Exercise brief =
Select every line containing the word "Cooperative" from the material, and copy those lines.

Extracted information =
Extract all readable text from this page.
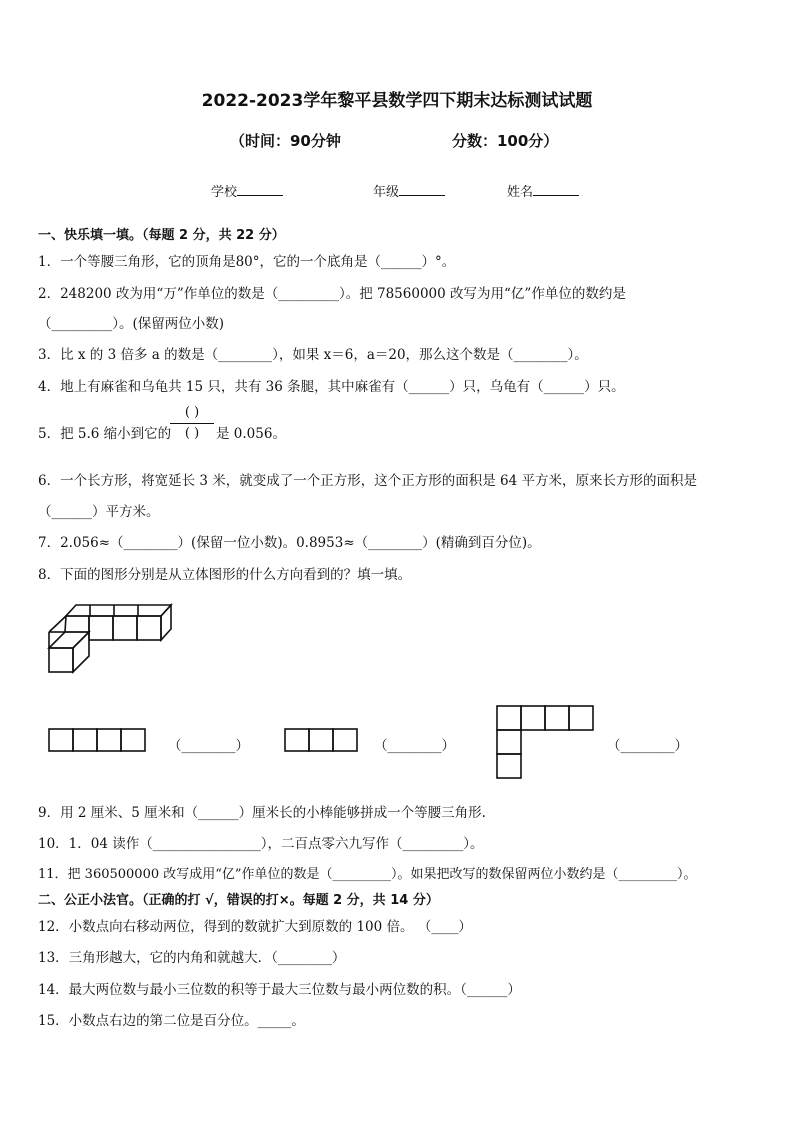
2022-2023学年黎平县数学四下期末达标测试试题
（时间：90分钟	分数：100分）
学校	年级	姓名
一、快乐填一填。（每题 2 分，共 22 分）
1．一个等腰三角形，它的顶角是80°，它的一个底角是（______）°。
2．248200 改为用“万”作单位的数是（_________）。把 78560000 改写为用“亿”作单位的数约是
（_________）。(保留两位小数)
3．比 x 的 3 倍多 a 的数是（________），如果 x＝6，a＝20，那么这个数是（________）。
4．地上有麻雀和乌龟共 15 只，共有 36 条腿，其中麻雀有（______）只，乌龟有（______）只。
5．把 5.6 缩小到它的
( )
( )	是 0.056。
6．一个长方形，将宽延长 3 米，就变成了一个正方形，这个正方形的面积是 64 平方米，原来长方形的面积是
（______）平方米。
7．2.056≈（________）(保留一位小数)。0.8953≈（________）(精确到百分位)。
8．下面的图形分别是从立体图形的什么方向看到的？填一填。
（________）	（________）	（________）
9．用 2 厘米、5 厘米和（______）厘米长的小棒能够拼成一个等腰三角形.
10．1．04 读作（________________），二百点零六九写作（_________）。
11．把 360500000 改写成用“亿”作单位的数是（_________）。如果把改写的数保留两位小数约是（_________）。
二、公正小法官。（正确的打 √，错误的打×。每题 2 分，共 14 分）
12．小数点向右移动两位，得到的数就扩大到原数的 100 倍。 （____）
13．三角形越大，它的内角和就越大．（________）
14．最大两位数与最小三位数的积等于最大三位数与最小两位数的积。（______）
15．小数点右边的第二位是百分位。_____。
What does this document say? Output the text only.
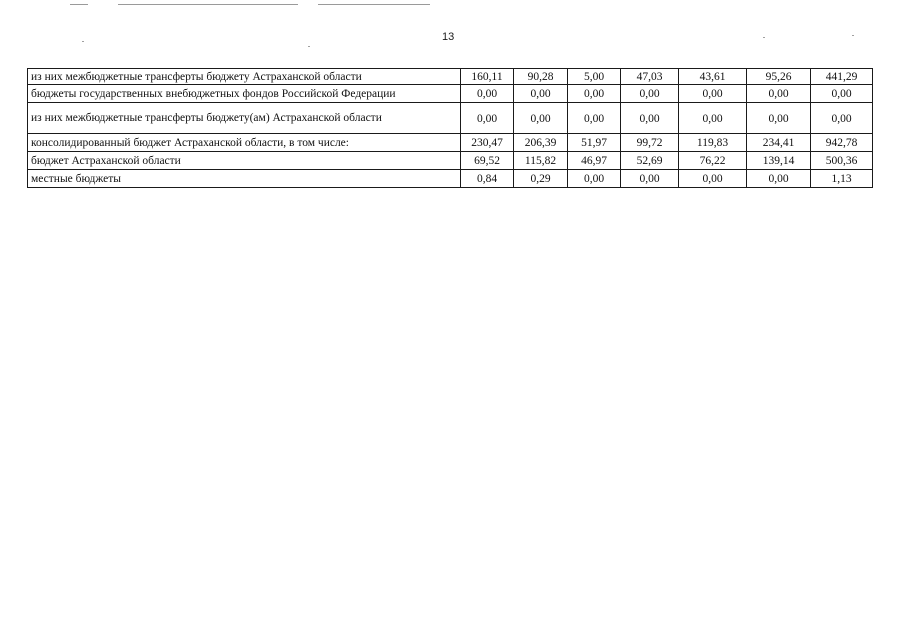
13
из них межбюджетные трансферты бюджету Астраханской области	160,11	90,28	5,00	47,03	43,61	95,26	441,29
бюджеты государственных внебюджетных фондов Российской Федерации	0,00	0,00	0,00	0,00	0,00	0,00	0,00
из них межбюджетные трансферты бюджету(ам) Астраханской области	0,00	0,00	0,00	0,00	0,00	0,00	0,00
консолидированный бюджет Астраханской области, в том числе:	230,47	206,39	51,97	99,72	119,83	234,41	942,78
бюджет Астраханской области	69,52	115,82	46,97	52,69	76,22	139,14	500,36
местные бюджеты	0,84	0,29	0,00	0,00	0,00	0,00	1,13
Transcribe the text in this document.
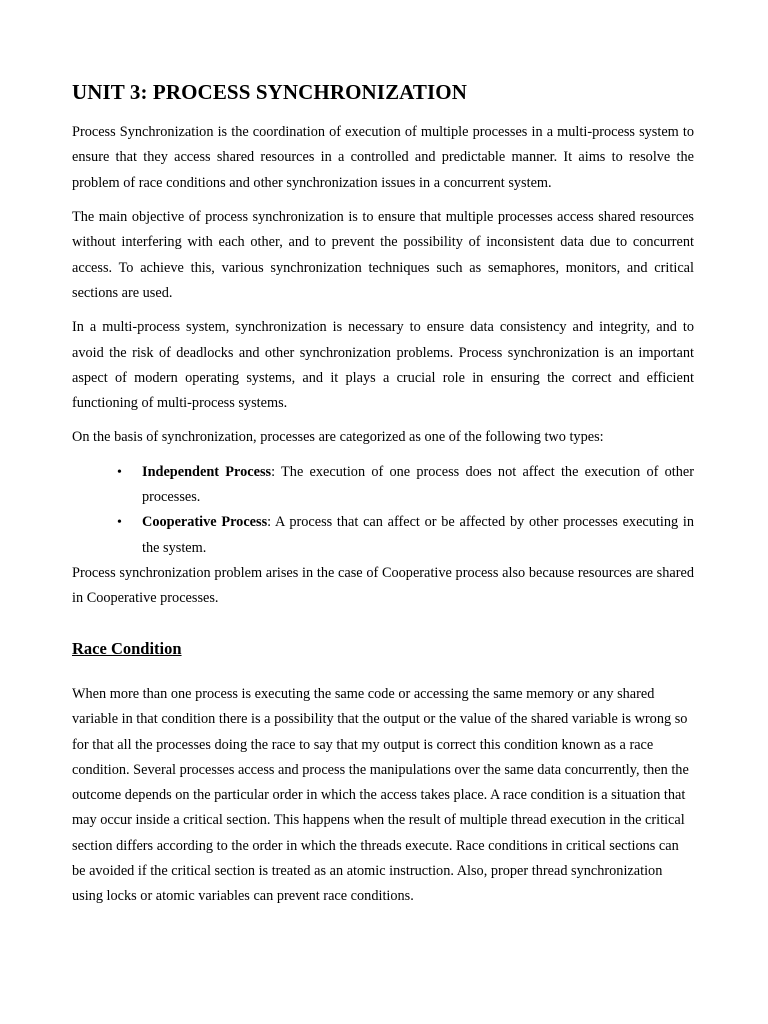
UNIT 3: PROCESS SYNCHRONIZATION

Process Synchronization is the coordination of execution of multiple processes in a multi-process system to ensure that they access shared resources in a controlled and predictable manner. It aims to resolve the problem of race conditions and other synchronization issues in a concurrent system.

The main objective of process synchronization is to ensure that multiple processes access shared resources without interfering with each other, and to prevent the possibility of inconsistent data due to concurrent access. To achieve this, various synchronization techniques such as semaphores, monitors, and critical sections are used.

In a multi-process system, synchronization is necessary to ensure data consistency and integrity, and to avoid the risk of deadlocks and other synchronization problems. Process synchronization is an important aspect of modern operating systems, and it plays a crucial role in ensuring the correct and efficient functioning of multi-process systems.

On the basis of synchronization, processes are categorized as one of the following two types:

• Independent Process: The execution of one process does not affect the execution of other processes.
• Cooperative Process: A process that can affect or be affected by other processes executing in the system.

Process synchronization problem arises in the case of Cooperative process also because resources are shared in Cooperative processes.

Race Condition

When more than one process is executing the same code or accessing the same memory or any shared variable in that condition there is a possibility that the output or the value of the shared variable is wrong so for that all the processes doing the race to say that my output is correct this condition known as a race condition. Several processes access and process the manipulations over the same data concurrently, then the outcome depends on the particular order in which the access takes place. A race condition is a situation that may occur inside a critical section. This happens when the result of multiple thread execution in the critical section differs according to the order in which the threads execute. Race conditions in critical sections can be avoided if the critical section is treated as an atomic instruction. Also, proper thread synchronization using locks or atomic variables can prevent race conditions.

Final result =
• Cooperative Process: A process that can affect or be affected by other processes executing in the system.
Process synchronization problem arises in the case of Cooperative process also because resources are shared in Cooperative processes.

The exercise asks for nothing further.